> _Dataset items_:
==========
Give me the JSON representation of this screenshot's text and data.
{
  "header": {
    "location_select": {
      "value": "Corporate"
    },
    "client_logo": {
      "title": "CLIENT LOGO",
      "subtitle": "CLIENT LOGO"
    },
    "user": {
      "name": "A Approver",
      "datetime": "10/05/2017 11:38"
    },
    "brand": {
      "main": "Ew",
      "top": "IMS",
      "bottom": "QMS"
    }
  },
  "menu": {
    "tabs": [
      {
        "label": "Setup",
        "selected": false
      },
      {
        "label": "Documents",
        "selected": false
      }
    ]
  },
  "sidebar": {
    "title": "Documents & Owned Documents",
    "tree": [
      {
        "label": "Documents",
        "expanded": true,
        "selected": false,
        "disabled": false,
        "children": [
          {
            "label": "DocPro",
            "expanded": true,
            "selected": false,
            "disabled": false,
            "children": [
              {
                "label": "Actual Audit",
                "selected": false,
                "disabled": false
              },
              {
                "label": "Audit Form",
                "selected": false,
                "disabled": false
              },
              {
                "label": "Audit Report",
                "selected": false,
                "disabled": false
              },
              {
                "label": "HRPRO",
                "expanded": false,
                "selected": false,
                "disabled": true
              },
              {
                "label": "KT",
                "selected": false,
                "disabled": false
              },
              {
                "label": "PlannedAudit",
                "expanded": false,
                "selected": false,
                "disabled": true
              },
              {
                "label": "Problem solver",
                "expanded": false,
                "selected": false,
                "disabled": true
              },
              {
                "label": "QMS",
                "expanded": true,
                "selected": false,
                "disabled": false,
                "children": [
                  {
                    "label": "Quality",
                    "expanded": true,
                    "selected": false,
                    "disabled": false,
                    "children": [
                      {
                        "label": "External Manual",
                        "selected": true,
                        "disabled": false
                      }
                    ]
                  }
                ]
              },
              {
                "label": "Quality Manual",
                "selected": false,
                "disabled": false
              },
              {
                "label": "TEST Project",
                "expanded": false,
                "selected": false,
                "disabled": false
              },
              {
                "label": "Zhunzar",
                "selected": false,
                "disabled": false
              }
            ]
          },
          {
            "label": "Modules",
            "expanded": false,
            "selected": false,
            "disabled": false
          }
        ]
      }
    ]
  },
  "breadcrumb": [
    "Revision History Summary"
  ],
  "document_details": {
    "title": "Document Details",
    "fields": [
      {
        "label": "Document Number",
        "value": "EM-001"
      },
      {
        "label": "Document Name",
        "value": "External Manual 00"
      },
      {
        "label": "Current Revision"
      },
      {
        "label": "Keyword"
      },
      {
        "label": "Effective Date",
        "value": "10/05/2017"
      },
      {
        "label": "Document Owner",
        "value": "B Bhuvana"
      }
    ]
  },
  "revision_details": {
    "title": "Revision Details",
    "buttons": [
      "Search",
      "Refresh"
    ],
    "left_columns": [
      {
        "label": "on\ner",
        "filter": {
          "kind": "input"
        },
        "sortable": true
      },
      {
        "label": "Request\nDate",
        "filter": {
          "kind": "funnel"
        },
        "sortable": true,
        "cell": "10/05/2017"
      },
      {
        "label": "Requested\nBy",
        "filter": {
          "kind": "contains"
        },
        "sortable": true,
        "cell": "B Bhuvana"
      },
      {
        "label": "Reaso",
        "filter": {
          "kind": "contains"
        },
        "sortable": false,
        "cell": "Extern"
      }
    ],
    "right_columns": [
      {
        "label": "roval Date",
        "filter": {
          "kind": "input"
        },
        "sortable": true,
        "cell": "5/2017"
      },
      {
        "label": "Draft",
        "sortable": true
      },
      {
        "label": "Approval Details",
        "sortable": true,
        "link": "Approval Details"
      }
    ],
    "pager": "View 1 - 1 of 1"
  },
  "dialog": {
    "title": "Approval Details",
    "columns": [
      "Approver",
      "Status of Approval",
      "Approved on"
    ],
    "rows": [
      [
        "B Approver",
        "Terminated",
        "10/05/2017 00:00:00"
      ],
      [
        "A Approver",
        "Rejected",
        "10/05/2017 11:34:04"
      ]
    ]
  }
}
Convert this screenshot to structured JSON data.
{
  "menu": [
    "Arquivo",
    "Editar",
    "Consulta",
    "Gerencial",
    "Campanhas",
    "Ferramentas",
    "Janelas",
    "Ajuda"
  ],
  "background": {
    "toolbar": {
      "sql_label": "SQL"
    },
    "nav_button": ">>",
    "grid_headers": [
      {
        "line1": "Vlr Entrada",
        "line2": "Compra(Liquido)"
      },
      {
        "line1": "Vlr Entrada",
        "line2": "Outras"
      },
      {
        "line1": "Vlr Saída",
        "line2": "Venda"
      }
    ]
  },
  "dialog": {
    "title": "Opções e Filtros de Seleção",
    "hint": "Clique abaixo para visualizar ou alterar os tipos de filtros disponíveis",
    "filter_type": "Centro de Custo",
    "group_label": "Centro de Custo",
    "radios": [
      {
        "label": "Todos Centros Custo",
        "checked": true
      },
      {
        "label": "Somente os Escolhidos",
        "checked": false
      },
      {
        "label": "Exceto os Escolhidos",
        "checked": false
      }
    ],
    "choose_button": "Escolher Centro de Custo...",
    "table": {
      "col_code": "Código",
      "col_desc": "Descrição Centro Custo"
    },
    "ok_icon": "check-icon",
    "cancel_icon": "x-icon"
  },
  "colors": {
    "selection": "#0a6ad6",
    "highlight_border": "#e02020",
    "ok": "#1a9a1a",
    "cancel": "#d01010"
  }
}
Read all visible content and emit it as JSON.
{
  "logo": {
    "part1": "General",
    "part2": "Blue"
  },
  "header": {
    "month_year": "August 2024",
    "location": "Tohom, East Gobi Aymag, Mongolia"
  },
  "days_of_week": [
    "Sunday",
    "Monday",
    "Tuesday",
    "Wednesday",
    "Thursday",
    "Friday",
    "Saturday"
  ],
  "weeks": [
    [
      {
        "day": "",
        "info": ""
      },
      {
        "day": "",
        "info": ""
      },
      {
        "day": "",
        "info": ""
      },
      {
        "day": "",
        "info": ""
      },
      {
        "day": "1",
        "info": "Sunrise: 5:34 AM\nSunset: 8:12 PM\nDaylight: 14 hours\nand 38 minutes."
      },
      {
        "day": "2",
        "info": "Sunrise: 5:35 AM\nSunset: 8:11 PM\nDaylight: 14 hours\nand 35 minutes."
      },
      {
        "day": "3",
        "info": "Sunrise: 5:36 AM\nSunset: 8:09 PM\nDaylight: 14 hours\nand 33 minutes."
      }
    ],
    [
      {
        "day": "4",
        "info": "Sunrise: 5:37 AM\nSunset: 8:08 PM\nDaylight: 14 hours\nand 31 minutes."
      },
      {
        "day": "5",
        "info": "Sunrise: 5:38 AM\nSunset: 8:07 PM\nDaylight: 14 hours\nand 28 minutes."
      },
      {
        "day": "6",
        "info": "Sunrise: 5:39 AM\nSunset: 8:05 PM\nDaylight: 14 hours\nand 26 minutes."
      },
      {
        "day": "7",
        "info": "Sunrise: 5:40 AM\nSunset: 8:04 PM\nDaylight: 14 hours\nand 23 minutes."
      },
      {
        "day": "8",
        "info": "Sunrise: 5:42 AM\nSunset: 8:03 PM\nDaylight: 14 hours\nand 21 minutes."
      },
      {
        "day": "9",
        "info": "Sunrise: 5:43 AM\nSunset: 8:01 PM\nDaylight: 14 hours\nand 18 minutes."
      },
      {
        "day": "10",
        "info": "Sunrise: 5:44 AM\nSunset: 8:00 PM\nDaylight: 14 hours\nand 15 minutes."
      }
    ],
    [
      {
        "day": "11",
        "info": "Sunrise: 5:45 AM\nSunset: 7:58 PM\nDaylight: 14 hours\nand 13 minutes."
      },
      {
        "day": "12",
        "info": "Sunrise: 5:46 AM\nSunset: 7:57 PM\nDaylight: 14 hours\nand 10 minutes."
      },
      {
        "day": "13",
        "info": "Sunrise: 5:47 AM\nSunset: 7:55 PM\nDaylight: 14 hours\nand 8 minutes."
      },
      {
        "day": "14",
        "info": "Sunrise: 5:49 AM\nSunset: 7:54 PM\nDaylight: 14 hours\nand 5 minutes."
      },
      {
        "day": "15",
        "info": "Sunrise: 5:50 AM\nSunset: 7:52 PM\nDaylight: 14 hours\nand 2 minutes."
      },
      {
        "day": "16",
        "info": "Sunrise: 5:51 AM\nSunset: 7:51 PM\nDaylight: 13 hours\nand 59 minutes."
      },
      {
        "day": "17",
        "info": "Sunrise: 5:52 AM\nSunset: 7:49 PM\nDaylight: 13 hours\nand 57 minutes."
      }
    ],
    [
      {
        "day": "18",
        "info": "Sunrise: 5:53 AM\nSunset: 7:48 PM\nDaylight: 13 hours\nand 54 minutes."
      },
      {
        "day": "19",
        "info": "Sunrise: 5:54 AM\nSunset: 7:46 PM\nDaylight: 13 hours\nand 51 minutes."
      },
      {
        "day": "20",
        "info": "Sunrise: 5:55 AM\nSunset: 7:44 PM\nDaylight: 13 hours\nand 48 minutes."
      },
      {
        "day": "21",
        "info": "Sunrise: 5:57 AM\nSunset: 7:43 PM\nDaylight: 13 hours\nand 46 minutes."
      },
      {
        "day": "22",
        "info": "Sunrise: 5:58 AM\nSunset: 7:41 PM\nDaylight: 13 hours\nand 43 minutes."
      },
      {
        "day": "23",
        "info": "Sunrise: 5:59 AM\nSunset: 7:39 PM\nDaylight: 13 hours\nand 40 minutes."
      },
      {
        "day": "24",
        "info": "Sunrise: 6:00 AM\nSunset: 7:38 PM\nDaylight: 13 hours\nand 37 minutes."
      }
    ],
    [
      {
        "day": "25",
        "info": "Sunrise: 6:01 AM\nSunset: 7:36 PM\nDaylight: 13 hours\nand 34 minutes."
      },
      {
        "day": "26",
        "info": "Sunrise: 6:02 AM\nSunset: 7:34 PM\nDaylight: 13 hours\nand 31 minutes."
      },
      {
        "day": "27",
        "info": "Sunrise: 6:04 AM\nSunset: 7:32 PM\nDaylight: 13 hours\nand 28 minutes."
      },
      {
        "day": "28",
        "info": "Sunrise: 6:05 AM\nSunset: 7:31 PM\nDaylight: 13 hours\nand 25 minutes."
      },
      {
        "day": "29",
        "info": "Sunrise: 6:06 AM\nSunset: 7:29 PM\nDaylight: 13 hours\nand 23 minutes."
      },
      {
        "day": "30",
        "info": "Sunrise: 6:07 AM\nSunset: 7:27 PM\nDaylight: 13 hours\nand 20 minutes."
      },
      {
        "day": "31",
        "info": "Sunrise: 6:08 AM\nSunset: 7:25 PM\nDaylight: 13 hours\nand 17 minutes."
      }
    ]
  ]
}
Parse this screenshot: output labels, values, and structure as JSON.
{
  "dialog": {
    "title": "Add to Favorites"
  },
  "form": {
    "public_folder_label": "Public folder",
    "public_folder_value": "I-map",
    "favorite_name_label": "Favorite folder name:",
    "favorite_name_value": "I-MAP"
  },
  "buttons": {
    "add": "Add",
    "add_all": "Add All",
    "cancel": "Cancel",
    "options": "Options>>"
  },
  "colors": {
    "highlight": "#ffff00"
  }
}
==========
> _What you need to do_: Please extract exactly, and only, the lines from the line containing "Parse this screenshot: output" through the last line of the records.

> _The result_:
Parse this screenshot: output labels, values, and structure as JSON.
{
  "dialog": {
    "title": "Add to Favorites"
  },
  "form": {
    "public_folder_label": "Public folder",
    "public_folder_value": "I-map",
    "favorite_name_label": "Favorite folder name:",
    "favorite_name_value": "I-MAP"
  },
  "buttons": {
    "add": "Add",
    "add_all": "Add All",
    "cancel": "Cancel",
    "options": "Options>>"
  },
  "colors": {
    "highlight": "#ffff00"
  }
}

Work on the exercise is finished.